THE PROBLEM: Your task is to restate the data word for word.
** BEGIN **
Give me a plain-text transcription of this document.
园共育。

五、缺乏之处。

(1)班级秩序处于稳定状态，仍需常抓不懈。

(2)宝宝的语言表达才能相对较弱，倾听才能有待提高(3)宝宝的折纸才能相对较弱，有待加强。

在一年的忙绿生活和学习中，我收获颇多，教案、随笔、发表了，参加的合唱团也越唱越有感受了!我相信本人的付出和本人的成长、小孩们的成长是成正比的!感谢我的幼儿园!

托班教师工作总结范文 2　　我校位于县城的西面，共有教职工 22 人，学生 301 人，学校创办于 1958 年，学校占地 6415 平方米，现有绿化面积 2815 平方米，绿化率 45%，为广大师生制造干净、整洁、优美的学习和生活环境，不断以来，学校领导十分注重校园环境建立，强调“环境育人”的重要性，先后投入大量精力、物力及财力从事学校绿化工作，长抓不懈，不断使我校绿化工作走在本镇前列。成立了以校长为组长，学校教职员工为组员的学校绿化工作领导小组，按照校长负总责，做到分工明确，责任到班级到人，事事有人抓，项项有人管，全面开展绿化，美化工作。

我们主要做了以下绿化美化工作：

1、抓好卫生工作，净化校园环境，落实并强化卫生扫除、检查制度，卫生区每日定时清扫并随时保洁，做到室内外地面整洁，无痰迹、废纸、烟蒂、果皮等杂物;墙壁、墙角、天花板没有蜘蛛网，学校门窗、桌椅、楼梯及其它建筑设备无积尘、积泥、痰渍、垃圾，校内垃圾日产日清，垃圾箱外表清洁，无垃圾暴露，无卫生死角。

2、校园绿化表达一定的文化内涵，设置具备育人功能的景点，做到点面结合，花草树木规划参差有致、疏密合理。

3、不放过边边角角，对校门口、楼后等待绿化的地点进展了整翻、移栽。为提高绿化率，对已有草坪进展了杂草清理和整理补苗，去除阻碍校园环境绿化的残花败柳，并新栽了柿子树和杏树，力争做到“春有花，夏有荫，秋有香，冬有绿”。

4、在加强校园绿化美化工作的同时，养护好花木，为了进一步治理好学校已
** END **
EXERCISE RESPONSE:
Give me a plain-text transcription of this document.
园共育。

五、缺乏之处。

(1)班级秩序处于稳定状态，仍需常抓不懈。

(2)宝宝的语言表达才能相对较弱，倾听才能有待提高(3)宝宝的折纸才能相对较弱，有待加强。

在一年的忙绿生活和学习中，我收获颇多，教案、随笔、发表了，参加的合唱团也越唱越有感受了!我相信本人的付出和本人的成长、小孩们的成长是成正比的!感谢我的幼儿园!

托班教师工作总结范文 2　　我校位于县城的西面，共有教职工 22 人，学生 301 人，学校创办于 1958 年，学校占地 6415 平方米，现有绿化面积 2815 平方米，绿化率 45%，为广大师生制造干净、整洁、优美的学习和生活环境，不断以来，学校领导十分注重校园环境建立，强调“环境育人”的重要性，先后投入大量精力、物力及财力从事学校绿化工作，长抓不懈，不断使我校绿化工作走在本镇前列。成立了以校长为组长，学校教职员工为组员的学校绿化工作领导小组，按照校长负总责，做到分工明确，责任到班级到人，事事有人抓，项项有人管，全面开展绿化，美化工作。

我们主要做了以下绿化美化工作：

1、抓好卫生工作，净化校园环境，落实并强化卫生扫除、检查制度，卫生区每日定时清扫并随时保洁，做到室内外地面整洁，无痰迹、废纸、烟蒂、果皮等杂物;墙壁、墙角、天花板没有蜘蛛网，学校门窗、桌椅、楼梯及其它建筑设备无积尘、积泥、痰渍、垃圾，校内垃圾日产日清，垃圾箱外表清洁，无垃圾暴露，无卫生死角。

2、校园绿化表达一定的文化内涵，设置具备育人功能的景点，做到点面结合，花草树木规划参差有致、疏密合理。

3、不放过边边角角，对校门口、楼后等待绿化的地点进展了整翻、移栽。为提高绿化率，对已有草坪进展了杂草清理和整理补苗，去除阻碍校园环境绿化的残花败柳，并新栽了柿子树和杏树，力争做到“春有花，夏有荫，秋有香，冬有绿”。

4、在加强校园绿化美化工作的同时，养护好花木，为了进一步治理好学校已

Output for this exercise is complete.